## WORK TO COMPLETE:
Your answer should be a single number: the count of lines that hold the word "boardTitle".
─── RECORD SET ───
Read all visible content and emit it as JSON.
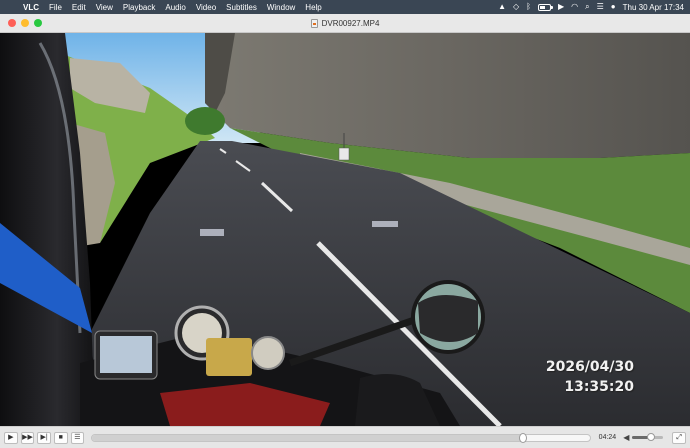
{
  "menubar": {
    "app_name": "VLC",
    "menus": [
      "File",
      "Edit",
      "View",
      "Playback",
      "Audio",
      "Video",
      "Subtitles",
      "Window",
      "Help"
    ],
    "status_icons": [
      "vlc-cone-icon",
      "dropbox-icon",
      "bluetooth-icon",
      "battery-icon",
      "play-icon",
      "wifi-icon",
      "search-icon",
      "control-center-icon",
      "siri-icon"
    ],
    "battery_level": 0.6,
    "clock": "Thu 30 Apr  17:34"
  },
  "window": {
    "title": "DVR00927.MP4"
  },
  "video": {
    "overlay_date": "2026/04/30",
    "overlay_time": "13:35:20"
  },
  "controls": {
    "buttons": [
      "play",
      "fast-forward",
      "skip-forward",
      "stop",
      "playlist"
    ],
    "progress": 0.865,
    "elapsed": "04:24",
    "volume": 0.6
  },
  "colors": {
    "menubar_bg": "#3a4654",
    "titlebar_bg": "#e8e8e8",
    "controls_bg": "#e6e6e6"
  }
}
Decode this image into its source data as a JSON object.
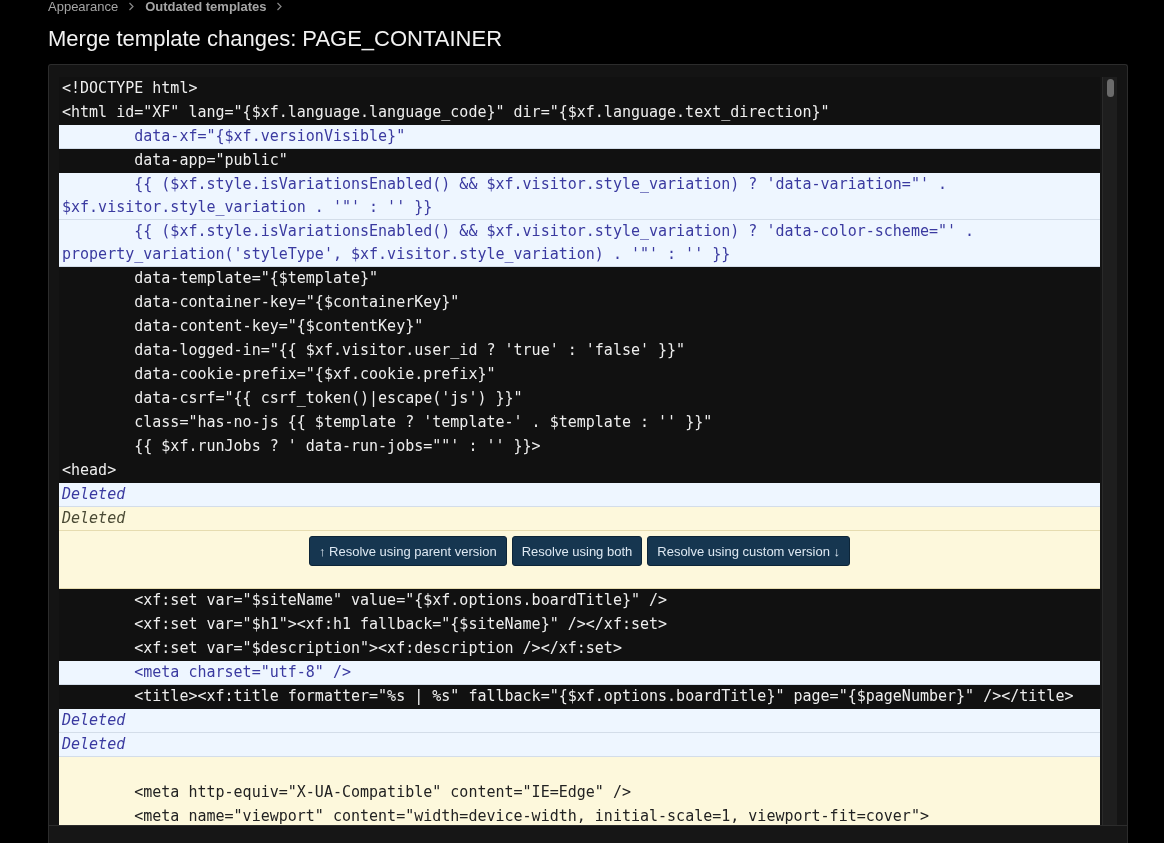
{
  "breadcrumb": [
    {
      "label": "Appearance",
      "current": false
    },
    {
      "label": "Outdated templates",
      "current": true
    }
  ],
  "title": "Merge template changes: PAGE_CONTAINER",
  "lines": [
    {
      "kind": "same",
      "text": "<!DOCTYPE html>"
    },
    {
      "kind": "same",
      "text": "<html id=\"XF\" lang=\"{$xf.language.language_code}\" dir=\"{$xf.language.text_direction}\""
    },
    {
      "kind": "added",
      "text": "        data-xf=\"{$xf.versionVisible}\""
    },
    {
      "kind": "same",
      "text": "        data-app=\"public\""
    },
    {
      "kind": "added",
      "text": "        {{ ($xf.style.isVariationsEnabled() && $xf.visitor.style_variation) ? 'data-variation=\"' . $xf.visitor.style_variation . '\"' : '' }}"
    },
    {
      "kind": "added",
      "text": "        {{ ($xf.style.isVariationsEnabled() && $xf.visitor.style_variation) ? 'data-color-scheme=\"' . property_variation('styleType', $xf.visitor.style_variation) . '\"' : '' }}"
    },
    {
      "kind": "same",
      "text": "        data-template=\"{$template}\""
    },
    {
      "kind": "same",
      "text": "        data-container-key=\"{$containerKey}\""
    },
    {
      "kind": "same",
      "text": "        data-content-key=\"{$contentKey}\""
    },
    {
      "kind": "same",
      "text": "        data-logged-in=\"{{ $xf.visitor.user_id ? 'true' : 'false' }}\""
    },
    {
      "kind": "same",
      "text": "        data-cookie-prefix=\"{$xf.cookie.prefix}\""
    },
    {
      "kind": "same",
      "text": "        data-csrf=\"{{ csrf_token()|escape('js') }}\""
    },
    {
      "kind": "same",
      "text": "        class=\"has-no-js {{ $template ? 'template-' . $template : '' }}\""
    },
    {
      "kind": "same",
      "text": "        {{ $xf.runJobs ? ' data-run-jobs=\"\"' : '' }}>"
    },
    {
      "kind": "same",
      "text": "<head>"
    },
    {
      "kind": "deleted",
      "text": "Deleted"
    },
    {
      "kind": "conflict_deleted",
      "text": "Deleted"
    },
    {
      "kind": "conflict_actions",
      "buttons": [
        "↑ Resolve using parent version",
        "Resolve using both",
        "Resolve using custom version ↓"
      ]
    },
    {
      "kind": "same",
      "text": "        <xf:set var=\"$siteName\" value=\"{$xf.options.boardTitle}\" />"
    },
    {
      "kind": "same",
      "text": "        <xf:set var=\"$h1\"><xf:h1 fallback=\"{$siteName}\" /></xf:set>"
    },
    {
      "kind": "same",
      "text": "        <xf:set var=\"$description\"><xf:description /></xf:set>"
    },
    {
      "kind": "added",
      "text": "        <meta charset=\"utf-8\" />"
    },
    {
      "kind": "same",
      "text": "        <title><xf:title formatter=\"%s | %s\" fallback=\"{$xf.options.boardTitle}\" page=\"{$pageNumber}\" /></title>"
    },
    {
      "kind": "deleted",
      "text": "Deleted"
    },
    {
      "kind": "deleted",
      "text": "Deleted"
    },
    {
      "kind": "conflict_blank"
    },
    {
      "kind": "conflict",
      "text": "        <meta http-equiv=\"X-UA-Compatible\" content=\"IE=Edge\" />"
    },
    {
      "kind": "conflict",
      "text": "        <meta name=\"viewport\" content=\"width=device-width, initial-scale=1, viewport-fit=cover\">"
    }
  ]
}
───
## OUTPUT OF THE TASK:
2